### Work to complete:
Look over the lines below. Report each one that includes the string "this".

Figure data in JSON
__________________________________________________

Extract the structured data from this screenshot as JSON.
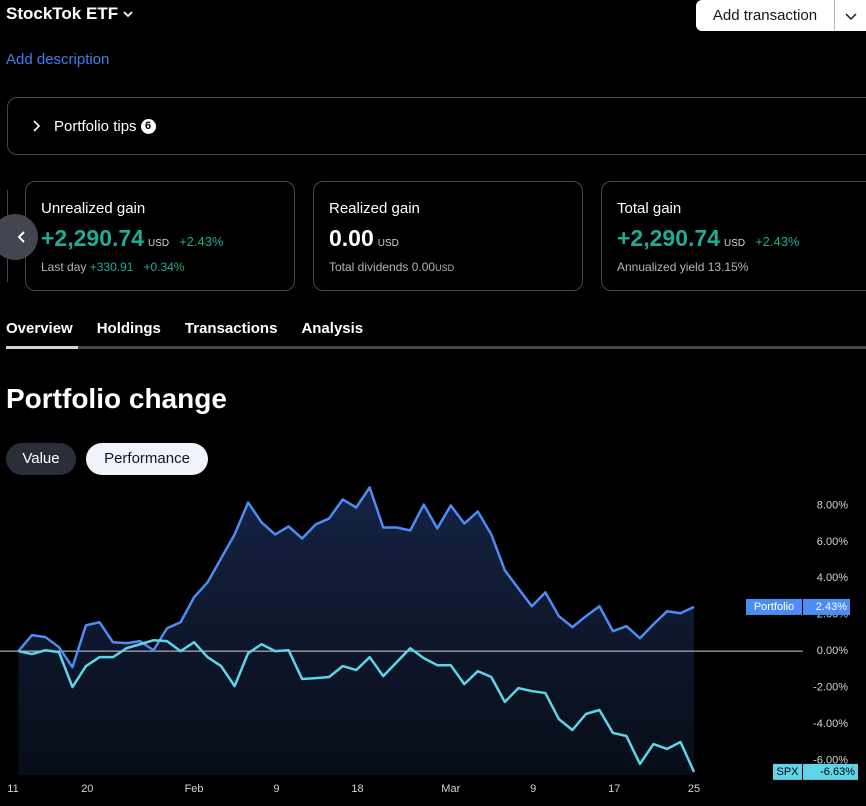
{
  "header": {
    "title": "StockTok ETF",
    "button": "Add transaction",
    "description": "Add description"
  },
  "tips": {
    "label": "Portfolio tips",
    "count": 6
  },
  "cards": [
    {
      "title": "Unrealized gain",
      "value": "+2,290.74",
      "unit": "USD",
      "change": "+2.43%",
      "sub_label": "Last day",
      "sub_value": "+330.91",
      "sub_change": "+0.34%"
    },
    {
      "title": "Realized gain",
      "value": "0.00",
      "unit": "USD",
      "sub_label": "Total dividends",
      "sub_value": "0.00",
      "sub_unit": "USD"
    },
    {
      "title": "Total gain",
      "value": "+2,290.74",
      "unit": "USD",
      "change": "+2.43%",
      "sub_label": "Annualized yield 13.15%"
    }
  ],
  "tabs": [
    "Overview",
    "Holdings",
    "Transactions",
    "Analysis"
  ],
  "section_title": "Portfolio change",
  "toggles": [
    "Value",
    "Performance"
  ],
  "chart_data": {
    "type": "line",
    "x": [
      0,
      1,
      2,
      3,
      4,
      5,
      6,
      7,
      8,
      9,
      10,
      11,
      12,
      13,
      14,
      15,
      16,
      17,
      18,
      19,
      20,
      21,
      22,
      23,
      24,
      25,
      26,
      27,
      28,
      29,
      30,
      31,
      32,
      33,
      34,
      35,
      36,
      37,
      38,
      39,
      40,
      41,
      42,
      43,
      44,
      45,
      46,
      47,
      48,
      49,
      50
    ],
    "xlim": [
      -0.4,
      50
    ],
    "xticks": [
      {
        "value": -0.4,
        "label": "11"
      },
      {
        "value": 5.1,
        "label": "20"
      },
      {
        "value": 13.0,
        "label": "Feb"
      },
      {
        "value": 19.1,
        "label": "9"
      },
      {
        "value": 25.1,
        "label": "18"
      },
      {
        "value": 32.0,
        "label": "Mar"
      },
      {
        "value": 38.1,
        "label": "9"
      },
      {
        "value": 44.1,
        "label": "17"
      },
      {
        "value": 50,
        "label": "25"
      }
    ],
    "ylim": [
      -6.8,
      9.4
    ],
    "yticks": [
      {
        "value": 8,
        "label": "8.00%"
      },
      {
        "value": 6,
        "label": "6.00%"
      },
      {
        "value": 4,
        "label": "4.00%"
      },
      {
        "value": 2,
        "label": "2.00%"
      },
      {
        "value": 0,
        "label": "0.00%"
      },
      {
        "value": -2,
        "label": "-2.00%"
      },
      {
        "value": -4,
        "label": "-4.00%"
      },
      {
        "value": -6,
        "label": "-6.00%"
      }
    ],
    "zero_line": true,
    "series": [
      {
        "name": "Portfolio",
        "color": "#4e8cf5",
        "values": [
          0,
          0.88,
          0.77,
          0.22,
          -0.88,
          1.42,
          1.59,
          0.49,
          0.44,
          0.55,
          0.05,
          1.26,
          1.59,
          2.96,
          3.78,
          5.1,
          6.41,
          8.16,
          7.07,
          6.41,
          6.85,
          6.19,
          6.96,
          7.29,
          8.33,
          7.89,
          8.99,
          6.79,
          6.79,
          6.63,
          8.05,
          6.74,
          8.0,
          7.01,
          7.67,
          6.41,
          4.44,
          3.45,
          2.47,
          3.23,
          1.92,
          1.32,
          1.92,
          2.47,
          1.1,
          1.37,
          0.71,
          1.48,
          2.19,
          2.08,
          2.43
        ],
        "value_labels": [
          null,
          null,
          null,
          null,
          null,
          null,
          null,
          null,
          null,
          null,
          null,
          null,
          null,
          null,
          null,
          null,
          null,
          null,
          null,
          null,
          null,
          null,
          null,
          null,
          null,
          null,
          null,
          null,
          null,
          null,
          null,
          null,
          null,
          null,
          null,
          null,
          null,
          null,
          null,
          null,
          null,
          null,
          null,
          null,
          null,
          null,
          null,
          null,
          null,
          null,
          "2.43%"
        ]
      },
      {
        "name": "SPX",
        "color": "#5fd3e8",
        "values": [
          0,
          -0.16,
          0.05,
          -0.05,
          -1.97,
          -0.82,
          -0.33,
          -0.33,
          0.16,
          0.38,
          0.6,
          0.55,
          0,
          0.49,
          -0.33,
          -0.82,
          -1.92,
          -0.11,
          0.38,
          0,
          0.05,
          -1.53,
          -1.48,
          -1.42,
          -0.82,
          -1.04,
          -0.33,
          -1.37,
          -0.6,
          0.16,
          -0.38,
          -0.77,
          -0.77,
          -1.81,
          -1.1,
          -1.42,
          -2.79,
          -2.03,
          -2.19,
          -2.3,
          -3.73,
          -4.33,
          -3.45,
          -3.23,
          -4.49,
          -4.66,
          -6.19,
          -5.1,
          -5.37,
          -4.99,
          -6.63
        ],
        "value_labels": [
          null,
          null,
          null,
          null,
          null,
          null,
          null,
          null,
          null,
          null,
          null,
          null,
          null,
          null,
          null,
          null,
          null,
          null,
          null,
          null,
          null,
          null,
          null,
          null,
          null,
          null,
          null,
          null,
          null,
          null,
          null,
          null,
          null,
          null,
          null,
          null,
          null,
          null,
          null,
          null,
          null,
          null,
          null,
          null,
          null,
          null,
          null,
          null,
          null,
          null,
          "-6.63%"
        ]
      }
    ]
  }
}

__________________________________________________

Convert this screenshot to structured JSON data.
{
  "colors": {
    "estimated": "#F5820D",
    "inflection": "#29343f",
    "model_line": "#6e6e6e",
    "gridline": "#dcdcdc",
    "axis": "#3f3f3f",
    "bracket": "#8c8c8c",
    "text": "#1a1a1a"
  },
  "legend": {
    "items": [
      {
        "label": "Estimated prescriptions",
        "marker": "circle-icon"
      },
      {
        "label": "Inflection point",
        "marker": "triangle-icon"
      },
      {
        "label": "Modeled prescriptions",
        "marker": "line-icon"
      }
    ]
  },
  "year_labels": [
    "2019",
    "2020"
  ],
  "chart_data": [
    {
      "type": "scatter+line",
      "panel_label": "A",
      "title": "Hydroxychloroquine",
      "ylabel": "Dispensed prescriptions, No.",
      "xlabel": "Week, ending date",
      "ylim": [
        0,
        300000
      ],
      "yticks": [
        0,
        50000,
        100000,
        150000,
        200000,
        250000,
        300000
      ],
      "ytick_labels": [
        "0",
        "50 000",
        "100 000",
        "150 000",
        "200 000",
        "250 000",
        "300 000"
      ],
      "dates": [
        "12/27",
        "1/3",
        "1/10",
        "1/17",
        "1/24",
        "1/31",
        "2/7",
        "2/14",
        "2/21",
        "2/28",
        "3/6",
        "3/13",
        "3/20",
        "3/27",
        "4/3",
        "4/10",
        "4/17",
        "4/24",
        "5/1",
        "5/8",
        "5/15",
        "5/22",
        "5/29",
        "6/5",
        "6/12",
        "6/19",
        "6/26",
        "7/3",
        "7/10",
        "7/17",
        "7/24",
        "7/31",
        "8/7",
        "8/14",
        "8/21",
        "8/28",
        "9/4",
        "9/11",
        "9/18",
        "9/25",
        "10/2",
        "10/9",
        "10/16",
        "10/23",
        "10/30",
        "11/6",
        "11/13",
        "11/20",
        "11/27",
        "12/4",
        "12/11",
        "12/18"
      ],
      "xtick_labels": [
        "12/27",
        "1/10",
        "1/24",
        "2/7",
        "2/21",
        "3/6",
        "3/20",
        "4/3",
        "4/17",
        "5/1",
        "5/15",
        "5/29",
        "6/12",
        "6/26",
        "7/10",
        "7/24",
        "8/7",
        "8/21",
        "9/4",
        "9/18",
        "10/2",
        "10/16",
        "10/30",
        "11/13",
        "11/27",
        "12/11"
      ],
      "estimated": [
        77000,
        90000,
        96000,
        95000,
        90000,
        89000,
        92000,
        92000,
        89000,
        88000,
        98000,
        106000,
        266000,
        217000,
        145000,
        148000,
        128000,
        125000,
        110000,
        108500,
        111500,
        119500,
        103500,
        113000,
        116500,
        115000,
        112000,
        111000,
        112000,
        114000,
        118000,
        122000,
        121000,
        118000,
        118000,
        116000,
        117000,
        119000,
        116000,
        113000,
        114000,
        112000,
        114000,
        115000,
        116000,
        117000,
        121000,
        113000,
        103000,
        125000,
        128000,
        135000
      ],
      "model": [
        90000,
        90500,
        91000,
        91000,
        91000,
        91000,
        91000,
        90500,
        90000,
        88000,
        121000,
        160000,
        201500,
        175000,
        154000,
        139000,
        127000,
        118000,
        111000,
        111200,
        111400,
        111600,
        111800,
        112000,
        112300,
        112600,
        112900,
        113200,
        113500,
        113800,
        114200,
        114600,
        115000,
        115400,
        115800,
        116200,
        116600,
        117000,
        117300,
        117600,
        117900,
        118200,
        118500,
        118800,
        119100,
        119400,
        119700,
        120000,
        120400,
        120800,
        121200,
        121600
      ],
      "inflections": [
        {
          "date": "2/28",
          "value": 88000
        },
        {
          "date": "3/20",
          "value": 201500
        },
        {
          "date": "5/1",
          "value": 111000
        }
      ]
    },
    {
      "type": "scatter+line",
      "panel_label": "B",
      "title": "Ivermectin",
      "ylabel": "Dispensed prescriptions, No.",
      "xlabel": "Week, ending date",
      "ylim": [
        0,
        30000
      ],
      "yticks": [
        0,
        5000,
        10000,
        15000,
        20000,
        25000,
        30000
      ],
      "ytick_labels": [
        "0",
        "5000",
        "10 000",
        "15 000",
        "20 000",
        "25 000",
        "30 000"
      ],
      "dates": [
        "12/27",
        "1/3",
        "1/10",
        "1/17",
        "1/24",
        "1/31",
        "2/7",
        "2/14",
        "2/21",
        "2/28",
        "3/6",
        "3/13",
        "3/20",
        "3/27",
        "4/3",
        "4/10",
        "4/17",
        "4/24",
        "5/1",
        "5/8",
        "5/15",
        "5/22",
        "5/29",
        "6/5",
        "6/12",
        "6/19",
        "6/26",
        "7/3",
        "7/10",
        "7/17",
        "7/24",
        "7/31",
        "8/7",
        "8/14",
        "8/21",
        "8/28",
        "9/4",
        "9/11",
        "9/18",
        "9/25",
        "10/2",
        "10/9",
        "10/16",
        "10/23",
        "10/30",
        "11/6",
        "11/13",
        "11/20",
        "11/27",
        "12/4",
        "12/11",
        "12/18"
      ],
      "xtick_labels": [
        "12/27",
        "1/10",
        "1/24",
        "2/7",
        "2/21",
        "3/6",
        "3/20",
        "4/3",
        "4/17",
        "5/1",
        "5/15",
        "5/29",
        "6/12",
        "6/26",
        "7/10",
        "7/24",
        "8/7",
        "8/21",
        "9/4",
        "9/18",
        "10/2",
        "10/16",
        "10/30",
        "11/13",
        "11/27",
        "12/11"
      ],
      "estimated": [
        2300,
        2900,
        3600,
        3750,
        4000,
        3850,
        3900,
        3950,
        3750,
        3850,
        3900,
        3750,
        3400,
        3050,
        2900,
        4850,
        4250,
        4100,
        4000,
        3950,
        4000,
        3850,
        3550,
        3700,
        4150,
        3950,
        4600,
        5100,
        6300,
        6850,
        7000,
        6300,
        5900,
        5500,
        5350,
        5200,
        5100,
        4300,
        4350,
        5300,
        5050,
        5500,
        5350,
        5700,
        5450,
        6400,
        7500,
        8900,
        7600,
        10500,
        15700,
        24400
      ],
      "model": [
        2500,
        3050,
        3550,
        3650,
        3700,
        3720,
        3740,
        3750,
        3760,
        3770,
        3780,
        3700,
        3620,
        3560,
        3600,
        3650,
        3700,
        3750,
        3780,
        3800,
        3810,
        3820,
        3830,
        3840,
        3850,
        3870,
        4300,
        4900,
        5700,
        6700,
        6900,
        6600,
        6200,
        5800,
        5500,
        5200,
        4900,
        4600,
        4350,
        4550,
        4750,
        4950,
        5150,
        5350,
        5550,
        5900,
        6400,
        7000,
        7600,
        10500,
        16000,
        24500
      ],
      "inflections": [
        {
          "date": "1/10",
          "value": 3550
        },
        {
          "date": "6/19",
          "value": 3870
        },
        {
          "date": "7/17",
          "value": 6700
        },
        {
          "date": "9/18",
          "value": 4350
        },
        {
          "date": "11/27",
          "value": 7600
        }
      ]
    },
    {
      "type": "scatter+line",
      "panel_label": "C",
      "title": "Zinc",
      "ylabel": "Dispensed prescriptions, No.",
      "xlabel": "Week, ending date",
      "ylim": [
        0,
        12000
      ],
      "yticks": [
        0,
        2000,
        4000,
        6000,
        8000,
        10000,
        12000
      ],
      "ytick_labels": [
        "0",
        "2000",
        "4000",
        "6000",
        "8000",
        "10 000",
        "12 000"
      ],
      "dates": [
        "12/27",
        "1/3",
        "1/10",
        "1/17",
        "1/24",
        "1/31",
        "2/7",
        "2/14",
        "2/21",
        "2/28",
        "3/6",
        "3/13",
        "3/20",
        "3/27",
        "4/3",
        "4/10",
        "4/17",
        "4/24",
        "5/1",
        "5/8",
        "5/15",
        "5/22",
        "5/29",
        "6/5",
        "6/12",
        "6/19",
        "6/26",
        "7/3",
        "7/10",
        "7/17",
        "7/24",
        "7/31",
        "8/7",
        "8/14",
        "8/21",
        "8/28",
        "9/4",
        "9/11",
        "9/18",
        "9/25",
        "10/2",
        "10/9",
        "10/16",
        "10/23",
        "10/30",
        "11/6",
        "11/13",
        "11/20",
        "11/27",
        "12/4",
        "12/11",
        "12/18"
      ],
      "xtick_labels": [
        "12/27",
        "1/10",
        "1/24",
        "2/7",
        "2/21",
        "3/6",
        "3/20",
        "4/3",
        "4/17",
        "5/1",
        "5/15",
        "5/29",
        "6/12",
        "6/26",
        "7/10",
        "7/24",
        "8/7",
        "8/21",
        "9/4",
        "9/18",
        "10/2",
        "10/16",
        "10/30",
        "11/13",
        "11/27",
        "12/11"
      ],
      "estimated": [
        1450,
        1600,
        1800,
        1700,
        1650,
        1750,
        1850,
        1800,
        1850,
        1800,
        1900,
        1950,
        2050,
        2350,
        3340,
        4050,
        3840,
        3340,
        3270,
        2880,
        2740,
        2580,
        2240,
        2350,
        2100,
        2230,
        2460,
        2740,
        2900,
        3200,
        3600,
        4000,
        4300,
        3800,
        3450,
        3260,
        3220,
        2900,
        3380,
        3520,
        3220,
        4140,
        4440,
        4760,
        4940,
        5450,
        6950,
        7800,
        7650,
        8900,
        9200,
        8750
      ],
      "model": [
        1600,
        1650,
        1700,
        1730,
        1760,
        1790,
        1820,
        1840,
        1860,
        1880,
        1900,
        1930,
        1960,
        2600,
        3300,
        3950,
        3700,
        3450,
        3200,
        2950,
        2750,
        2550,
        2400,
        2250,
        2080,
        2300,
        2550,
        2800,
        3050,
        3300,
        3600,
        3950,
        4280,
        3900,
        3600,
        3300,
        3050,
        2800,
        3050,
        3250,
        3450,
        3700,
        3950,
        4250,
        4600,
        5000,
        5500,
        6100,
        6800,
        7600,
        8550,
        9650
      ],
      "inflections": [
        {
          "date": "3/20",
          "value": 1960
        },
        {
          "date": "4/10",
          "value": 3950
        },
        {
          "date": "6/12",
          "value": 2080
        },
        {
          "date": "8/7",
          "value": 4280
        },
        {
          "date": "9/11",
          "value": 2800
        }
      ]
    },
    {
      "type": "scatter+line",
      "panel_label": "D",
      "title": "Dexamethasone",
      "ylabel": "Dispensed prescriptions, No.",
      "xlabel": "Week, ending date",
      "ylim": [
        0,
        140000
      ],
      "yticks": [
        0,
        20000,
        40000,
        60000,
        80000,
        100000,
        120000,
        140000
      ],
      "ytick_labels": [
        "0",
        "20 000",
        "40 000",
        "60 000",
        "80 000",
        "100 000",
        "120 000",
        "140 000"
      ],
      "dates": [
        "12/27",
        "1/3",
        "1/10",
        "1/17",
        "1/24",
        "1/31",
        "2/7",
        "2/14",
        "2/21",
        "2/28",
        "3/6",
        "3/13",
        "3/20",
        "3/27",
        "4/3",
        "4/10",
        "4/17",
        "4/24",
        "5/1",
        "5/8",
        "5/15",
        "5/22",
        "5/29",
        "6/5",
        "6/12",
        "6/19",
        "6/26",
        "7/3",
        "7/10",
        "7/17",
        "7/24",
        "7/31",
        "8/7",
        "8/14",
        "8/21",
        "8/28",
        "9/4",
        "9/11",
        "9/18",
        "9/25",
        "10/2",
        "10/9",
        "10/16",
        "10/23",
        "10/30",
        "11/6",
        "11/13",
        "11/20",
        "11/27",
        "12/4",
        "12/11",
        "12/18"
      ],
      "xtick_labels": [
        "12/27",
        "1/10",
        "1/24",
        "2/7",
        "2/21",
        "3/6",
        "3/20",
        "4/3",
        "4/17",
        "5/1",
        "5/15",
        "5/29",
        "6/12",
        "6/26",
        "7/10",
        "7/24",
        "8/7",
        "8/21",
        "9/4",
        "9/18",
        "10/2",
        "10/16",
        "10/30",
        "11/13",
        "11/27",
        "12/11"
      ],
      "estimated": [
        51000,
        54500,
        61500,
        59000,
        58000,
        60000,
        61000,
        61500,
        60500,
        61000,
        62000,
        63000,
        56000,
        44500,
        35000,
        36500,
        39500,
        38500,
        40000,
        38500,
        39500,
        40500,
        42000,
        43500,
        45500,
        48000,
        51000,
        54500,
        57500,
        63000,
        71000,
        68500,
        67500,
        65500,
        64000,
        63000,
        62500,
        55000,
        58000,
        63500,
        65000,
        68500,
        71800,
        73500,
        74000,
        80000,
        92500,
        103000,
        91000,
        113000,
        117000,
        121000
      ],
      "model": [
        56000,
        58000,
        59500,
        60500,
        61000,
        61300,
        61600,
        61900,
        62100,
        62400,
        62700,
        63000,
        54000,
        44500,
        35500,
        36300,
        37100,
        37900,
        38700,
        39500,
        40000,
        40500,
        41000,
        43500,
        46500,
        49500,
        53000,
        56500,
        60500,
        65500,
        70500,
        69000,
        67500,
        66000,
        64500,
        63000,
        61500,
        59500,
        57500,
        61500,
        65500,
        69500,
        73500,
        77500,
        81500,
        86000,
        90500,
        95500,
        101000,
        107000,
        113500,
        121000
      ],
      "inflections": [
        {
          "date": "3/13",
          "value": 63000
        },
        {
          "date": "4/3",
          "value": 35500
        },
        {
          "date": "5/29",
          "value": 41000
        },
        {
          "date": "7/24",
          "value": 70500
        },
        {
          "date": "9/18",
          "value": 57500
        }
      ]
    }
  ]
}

__________________________________________________

### Answer below:
Extract the structured data from this screenshot as JSON.
Convert this screenshot to structured JSON data.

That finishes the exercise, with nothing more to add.